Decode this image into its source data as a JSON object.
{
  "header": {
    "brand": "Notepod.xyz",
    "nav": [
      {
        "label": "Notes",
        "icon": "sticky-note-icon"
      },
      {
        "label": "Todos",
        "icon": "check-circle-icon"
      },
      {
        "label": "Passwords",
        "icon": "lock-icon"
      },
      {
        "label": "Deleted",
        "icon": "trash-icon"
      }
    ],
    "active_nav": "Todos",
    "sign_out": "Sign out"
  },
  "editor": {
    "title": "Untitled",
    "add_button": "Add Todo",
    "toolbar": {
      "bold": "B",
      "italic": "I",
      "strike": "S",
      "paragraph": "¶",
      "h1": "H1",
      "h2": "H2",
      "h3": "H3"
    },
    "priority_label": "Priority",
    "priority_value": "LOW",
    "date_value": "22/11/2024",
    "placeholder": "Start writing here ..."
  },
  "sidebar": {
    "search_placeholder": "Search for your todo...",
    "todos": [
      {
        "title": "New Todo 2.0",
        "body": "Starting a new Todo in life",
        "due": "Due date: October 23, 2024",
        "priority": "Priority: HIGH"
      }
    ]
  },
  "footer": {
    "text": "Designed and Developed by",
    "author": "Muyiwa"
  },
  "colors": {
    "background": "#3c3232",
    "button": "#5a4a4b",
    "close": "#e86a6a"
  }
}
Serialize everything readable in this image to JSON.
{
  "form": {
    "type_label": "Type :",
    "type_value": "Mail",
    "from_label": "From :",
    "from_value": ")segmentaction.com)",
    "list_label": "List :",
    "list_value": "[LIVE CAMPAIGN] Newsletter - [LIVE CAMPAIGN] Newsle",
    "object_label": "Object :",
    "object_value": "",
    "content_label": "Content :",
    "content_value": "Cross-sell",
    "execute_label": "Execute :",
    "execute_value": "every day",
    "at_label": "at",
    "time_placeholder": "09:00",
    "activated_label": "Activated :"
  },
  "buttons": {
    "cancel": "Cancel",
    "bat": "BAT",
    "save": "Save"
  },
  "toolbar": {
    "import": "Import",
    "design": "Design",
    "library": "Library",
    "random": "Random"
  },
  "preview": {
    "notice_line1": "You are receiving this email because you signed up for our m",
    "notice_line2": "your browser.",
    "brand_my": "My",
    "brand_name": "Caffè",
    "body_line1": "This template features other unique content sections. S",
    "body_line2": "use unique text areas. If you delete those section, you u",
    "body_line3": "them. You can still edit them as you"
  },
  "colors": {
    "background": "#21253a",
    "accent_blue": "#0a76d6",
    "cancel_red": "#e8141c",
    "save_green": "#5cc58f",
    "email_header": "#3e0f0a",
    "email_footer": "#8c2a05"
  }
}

=== WHAT THE TASK REQUIRES ===
Scan the material above for the word "unique". Copy each line where it occurs.

=== PROBLEM SOLUTION ===
    "body_line1": "This template features other unique content sections. S",
    "body_line2": "use unique text areas. If you delete those section, you u",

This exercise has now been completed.